**Problem to work on**
In the passage below about Hillary's quiet political groundwork, restate the part that opens with the words containing "By the time" and closes with "political courtship ritual.", swapping "one-on-one sessions" for "private meetings".

**Text shown**

--*--

Many of Hillary’s close friends and aides rolled their eyes at McCaskill’s sudden love for the early front-runner for the 2016 Democratic presidential nomination—McCaskill was so enthusiastic about letting everyone know her choice that she reendorsed Hillary in June after her initial statement, reported by the
St. Louis Beacon
, didn’t get much national attention. Hillary seemed willing to have one more person on the bandwagon—not having to deal with the same obstacles she faced in 2008—but she was also busy tending to the folks who had been on it for years.

By the time McCaskill and Bill appeared together at CGI, Hillary was scheduling one-on-one sessions in Washington and New York with an elite set of her political supporters, including members of Congress and big-time donors. These breakfasts and dinners were not explicitly political, but the men and women who found themselves sitting across the table from Hillary had no illusions about what amounted to the reacquaintance phase of the political courtship ritual.

“She talked about how she was very specifically not being political this year,” said one of the people who met with Hillary early in 2013. “That she was focused on giving speeches, being involved with CGI, writing her book, catching up with her family, relaxing, and that she would turn to politics, you know, speaking at Jefferson-Jackson dinners and doing the things that were more overtly political during 2014.

“I came away with the sense that she was probably, not definitely, going to run for president,” the person said. “The whole conversation just led me to believe that she is going to go through a deliberative process and a deliberate process that will get her increasingly engaged politically, and I got the sense that she would be in a position to be able to pull the trigger if she decided to.”

For the time being, Hillary was, as Ellen Tauscher had advised back at the UN General Assembly in New York in September 2011, marshaling her hard-won political capital. If she hadn’t brokered any
major peace accords in her time at State, neither had she committed many unforced political errors. It made strategic sense for her to stay out of politics for as long as she could, with the caveat that she would find a way to help Terry McAuliffe, who was again running for governor in Virginia’s off-year 2013 election.

--*--

**Data block**
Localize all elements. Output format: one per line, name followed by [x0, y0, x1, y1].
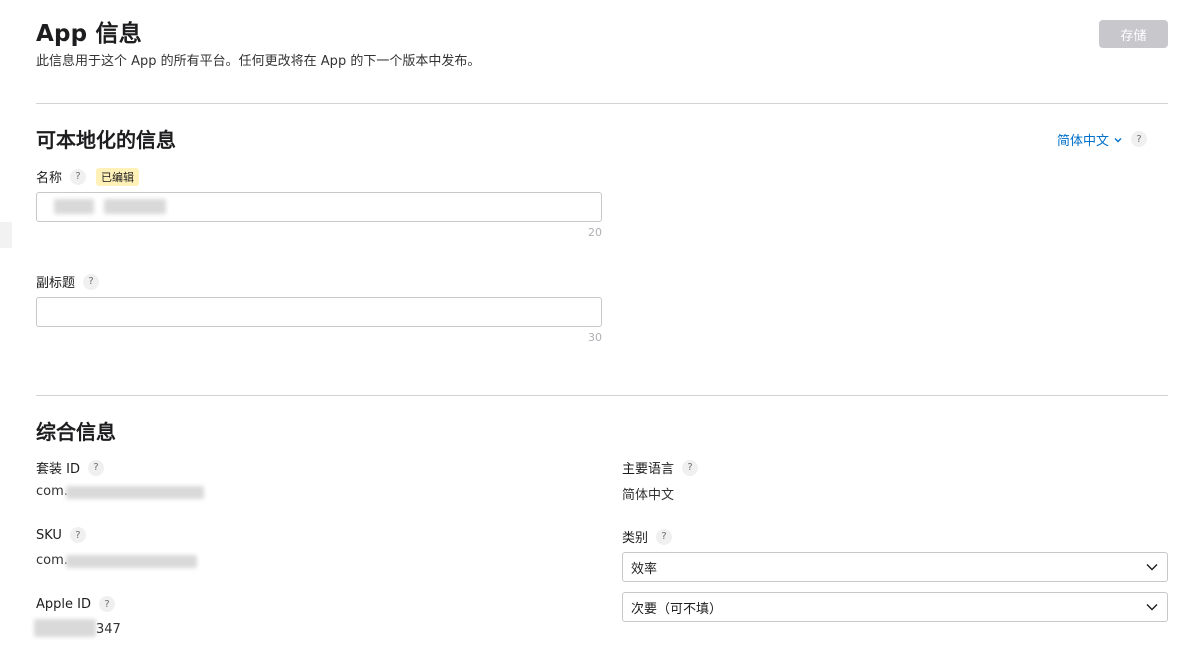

--*--

**Written answer**
By the time McCaskill and Bill appeared together at CGI, Hillary was scheduling private meetings in Washington and New York with an elite set of her political supporters, including members of Congress and big-time donors. These breakfasts and dinners were not explicitly political, but the men and women who found themselves sitting across the table from Hillary had no illusions about what amounted to the reacquaintance phase of the political courtship ritual.